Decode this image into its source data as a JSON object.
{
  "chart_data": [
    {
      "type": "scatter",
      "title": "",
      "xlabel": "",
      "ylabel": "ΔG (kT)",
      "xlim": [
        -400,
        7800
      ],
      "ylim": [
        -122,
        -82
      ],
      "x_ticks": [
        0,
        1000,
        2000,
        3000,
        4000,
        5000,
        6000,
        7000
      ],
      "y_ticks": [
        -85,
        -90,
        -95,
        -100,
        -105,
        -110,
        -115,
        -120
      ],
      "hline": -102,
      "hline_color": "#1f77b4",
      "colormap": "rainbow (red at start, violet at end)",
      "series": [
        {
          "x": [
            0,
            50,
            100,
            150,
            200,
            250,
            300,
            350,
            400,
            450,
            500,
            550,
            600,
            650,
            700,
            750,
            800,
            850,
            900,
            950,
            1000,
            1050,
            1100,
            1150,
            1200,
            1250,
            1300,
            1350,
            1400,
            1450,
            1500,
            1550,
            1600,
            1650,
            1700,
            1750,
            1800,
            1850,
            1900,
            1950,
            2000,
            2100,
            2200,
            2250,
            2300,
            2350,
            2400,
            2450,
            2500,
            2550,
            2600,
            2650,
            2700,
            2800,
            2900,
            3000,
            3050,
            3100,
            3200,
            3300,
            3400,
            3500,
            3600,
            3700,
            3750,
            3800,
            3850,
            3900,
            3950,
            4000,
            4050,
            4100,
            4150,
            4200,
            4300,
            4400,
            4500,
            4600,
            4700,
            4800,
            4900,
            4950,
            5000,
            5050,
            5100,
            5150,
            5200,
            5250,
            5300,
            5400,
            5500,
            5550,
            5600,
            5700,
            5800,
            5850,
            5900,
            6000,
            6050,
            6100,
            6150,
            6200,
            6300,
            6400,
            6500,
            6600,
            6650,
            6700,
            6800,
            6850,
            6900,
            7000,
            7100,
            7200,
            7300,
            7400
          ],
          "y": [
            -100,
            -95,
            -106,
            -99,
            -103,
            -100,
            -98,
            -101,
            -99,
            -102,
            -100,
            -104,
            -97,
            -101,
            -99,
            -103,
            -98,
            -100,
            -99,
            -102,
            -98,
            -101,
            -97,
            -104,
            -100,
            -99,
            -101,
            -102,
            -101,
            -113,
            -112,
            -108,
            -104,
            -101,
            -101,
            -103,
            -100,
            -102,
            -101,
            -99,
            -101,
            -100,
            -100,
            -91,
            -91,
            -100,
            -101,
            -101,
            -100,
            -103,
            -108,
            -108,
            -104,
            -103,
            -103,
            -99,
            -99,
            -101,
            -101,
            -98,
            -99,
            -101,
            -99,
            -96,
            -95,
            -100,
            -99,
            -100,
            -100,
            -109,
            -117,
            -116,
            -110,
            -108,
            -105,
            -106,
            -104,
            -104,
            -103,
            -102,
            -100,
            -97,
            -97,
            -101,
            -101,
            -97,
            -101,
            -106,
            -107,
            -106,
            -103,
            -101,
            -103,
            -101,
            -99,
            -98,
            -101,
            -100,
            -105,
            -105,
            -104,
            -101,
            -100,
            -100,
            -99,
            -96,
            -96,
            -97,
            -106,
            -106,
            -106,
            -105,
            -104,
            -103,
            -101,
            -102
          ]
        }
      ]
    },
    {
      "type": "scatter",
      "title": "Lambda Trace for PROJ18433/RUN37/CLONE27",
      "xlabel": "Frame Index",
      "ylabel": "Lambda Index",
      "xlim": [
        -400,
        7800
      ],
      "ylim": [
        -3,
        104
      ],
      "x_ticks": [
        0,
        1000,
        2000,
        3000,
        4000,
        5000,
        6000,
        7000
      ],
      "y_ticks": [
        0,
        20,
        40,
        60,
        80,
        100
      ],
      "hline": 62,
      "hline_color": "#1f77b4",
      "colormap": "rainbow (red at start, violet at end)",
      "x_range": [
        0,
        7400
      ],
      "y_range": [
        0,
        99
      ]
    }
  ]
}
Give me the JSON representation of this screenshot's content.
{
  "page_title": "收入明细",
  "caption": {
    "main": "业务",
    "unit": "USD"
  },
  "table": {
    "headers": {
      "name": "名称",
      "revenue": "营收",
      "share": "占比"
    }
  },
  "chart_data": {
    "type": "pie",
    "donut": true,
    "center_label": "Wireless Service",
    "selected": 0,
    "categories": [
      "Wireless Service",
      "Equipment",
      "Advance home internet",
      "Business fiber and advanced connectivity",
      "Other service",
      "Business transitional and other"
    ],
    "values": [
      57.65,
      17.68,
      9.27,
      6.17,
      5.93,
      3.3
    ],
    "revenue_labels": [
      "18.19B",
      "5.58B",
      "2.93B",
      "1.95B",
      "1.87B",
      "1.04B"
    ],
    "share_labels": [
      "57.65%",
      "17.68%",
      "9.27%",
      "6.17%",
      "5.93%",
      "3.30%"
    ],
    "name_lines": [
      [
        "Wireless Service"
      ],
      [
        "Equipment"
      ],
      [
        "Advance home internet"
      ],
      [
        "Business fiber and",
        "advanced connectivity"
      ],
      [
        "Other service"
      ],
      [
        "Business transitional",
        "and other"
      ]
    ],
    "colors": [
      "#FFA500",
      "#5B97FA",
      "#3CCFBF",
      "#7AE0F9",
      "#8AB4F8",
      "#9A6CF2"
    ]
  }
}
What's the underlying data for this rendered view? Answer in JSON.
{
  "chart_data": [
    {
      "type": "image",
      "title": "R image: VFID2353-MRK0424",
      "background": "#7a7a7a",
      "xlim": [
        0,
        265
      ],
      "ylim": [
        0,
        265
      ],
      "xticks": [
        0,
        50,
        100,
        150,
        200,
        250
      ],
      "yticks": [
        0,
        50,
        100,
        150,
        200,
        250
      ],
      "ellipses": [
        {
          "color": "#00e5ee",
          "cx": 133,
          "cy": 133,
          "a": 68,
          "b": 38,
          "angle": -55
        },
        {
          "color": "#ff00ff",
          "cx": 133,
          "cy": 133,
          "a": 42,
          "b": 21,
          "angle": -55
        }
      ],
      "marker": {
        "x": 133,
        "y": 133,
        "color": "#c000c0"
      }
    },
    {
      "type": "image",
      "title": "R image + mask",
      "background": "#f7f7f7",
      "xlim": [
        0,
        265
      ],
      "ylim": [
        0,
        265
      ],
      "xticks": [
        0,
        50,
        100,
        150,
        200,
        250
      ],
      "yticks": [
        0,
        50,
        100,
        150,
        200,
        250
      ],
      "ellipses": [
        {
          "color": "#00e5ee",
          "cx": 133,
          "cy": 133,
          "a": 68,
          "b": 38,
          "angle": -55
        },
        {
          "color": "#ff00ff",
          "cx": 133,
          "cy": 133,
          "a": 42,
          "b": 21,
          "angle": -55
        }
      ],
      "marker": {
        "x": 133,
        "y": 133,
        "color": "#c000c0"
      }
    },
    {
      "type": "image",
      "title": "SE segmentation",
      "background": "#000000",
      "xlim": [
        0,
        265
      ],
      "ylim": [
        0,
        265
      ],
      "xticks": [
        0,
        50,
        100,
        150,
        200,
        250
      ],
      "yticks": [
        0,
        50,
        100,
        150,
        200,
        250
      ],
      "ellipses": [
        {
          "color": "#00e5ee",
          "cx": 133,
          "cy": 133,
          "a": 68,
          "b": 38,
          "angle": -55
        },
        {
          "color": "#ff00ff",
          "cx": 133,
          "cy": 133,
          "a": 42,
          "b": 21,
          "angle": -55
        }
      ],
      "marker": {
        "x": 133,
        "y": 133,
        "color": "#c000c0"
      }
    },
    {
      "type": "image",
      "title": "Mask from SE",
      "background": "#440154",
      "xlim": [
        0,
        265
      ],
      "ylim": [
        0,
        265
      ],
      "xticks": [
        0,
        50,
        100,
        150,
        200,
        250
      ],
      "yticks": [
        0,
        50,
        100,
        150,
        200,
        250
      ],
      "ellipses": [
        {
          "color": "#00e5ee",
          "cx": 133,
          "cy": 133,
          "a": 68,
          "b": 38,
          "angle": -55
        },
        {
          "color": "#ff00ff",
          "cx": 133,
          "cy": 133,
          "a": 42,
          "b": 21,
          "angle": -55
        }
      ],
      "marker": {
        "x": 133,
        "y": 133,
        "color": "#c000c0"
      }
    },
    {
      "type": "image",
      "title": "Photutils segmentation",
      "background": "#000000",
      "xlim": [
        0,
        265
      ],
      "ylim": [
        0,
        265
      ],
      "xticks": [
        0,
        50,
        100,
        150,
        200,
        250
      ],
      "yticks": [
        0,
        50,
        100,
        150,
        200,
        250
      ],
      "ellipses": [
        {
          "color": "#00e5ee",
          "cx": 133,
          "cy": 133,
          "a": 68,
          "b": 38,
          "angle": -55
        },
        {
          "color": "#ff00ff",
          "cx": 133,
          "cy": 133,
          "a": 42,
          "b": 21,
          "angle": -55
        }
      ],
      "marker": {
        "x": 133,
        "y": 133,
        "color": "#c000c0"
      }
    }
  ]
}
• • • • • • •
Written instruction →
Only a number is wanted: how many lines of the data above contain "this"?

Exercise response →
3